> **To do**: Each line that includes "Issue" counts once; give the total and nothing besides.
───── Records supplied
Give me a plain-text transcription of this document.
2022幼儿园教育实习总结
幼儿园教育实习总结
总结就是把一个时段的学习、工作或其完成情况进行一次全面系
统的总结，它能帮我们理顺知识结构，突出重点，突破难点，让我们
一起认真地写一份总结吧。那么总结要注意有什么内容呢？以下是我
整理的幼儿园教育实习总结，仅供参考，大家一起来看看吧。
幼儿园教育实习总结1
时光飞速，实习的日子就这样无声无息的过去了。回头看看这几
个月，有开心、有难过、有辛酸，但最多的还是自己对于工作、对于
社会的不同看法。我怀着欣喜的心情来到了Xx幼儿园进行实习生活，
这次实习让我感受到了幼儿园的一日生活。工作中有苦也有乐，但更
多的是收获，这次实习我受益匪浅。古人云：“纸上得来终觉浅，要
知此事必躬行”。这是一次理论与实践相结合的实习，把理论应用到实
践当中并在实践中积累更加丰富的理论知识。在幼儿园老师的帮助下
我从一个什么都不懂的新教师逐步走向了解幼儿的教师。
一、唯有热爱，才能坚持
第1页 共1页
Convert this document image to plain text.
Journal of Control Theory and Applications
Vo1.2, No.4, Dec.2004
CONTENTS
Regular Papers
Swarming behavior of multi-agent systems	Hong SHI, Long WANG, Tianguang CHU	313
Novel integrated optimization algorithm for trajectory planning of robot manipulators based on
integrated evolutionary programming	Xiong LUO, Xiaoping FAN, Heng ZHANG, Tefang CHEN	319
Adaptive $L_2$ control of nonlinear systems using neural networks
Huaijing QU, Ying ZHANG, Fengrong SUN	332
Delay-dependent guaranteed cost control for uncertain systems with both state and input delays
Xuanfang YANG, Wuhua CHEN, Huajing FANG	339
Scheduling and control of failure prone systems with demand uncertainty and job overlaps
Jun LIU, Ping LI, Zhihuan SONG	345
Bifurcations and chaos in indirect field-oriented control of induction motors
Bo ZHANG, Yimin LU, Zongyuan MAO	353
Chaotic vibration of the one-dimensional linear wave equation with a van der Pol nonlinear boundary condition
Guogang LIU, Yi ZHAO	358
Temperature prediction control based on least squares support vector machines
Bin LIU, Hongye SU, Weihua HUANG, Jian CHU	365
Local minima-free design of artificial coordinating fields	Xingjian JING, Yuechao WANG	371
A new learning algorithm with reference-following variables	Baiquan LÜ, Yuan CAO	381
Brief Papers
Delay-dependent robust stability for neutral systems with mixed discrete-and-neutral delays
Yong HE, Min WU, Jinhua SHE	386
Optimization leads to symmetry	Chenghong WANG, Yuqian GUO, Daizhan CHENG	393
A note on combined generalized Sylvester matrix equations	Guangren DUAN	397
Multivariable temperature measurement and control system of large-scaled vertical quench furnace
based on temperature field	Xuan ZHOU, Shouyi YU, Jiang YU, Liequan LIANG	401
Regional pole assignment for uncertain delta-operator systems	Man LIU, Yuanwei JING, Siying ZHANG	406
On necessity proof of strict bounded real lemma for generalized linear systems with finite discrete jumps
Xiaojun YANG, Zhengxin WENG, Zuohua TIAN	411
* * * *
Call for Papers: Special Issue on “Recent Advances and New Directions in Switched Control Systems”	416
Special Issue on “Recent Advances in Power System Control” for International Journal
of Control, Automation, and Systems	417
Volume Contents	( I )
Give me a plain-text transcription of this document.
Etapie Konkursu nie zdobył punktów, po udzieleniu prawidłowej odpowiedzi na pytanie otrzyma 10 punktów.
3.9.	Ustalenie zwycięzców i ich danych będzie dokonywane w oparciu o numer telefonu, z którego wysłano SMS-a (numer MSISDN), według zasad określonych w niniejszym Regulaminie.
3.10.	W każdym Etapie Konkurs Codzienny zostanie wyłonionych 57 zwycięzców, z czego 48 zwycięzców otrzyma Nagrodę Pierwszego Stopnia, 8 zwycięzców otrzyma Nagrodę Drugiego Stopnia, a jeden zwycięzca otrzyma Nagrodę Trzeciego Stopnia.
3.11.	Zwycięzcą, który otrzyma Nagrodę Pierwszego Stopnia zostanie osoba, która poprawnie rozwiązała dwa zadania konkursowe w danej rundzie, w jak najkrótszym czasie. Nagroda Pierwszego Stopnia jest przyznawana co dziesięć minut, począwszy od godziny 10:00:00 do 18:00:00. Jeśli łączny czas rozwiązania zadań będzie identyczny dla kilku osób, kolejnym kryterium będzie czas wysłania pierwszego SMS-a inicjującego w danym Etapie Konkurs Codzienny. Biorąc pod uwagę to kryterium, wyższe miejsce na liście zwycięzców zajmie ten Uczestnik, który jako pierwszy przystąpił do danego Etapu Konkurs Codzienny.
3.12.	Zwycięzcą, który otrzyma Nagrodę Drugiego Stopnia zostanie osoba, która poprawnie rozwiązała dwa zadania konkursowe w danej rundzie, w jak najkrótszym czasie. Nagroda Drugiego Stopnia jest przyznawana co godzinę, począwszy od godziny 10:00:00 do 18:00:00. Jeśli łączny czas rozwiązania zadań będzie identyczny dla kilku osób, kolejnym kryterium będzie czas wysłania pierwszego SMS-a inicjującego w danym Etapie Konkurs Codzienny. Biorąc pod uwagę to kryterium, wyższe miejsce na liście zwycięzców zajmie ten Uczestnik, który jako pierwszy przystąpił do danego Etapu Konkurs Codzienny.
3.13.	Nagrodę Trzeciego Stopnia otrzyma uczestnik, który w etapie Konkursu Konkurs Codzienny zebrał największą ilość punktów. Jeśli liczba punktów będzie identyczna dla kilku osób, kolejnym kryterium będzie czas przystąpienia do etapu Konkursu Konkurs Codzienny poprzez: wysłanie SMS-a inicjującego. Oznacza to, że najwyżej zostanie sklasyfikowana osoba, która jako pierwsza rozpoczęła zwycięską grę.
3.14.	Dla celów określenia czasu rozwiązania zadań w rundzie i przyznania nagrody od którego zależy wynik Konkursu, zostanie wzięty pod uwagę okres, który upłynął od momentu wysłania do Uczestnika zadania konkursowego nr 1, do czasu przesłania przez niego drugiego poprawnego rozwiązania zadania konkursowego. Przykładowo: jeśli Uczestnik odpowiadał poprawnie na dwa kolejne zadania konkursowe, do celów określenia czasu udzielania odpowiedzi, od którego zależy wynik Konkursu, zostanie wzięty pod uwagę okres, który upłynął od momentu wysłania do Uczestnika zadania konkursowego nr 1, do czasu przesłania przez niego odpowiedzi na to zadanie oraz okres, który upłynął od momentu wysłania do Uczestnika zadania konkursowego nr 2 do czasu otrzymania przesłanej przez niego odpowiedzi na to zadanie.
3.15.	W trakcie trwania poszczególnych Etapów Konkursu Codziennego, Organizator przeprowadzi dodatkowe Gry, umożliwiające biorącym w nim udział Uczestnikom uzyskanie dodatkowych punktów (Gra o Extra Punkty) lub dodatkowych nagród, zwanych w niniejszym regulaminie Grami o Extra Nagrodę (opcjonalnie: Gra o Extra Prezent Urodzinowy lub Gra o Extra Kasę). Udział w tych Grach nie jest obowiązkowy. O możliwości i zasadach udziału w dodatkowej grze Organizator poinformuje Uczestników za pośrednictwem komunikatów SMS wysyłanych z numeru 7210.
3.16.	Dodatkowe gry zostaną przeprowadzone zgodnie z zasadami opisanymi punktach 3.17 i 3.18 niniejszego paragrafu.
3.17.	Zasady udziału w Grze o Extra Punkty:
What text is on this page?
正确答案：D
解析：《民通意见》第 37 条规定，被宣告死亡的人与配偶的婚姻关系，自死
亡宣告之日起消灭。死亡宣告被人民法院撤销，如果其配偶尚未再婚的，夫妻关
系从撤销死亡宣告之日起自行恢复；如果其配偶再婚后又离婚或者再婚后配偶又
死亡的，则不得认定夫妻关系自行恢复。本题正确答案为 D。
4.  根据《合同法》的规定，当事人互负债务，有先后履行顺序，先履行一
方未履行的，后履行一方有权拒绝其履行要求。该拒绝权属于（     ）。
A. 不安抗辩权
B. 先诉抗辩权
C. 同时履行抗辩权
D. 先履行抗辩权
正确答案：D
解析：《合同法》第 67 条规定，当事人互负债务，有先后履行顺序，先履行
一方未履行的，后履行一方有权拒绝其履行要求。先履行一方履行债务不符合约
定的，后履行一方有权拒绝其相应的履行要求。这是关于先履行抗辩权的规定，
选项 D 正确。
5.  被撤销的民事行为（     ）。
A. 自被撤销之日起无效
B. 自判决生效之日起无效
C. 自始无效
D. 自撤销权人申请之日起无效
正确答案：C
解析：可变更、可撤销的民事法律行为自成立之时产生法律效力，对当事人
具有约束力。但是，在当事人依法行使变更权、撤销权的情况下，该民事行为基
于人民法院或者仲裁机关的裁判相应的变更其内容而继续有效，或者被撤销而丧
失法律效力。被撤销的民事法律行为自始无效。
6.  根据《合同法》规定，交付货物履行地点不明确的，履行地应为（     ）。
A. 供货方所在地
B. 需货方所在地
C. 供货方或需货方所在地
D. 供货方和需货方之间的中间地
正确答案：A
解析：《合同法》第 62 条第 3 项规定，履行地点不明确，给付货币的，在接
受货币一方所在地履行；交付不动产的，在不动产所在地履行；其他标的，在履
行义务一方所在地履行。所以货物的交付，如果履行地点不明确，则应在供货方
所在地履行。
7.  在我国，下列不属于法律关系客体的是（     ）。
──────────
> **The reply**: 2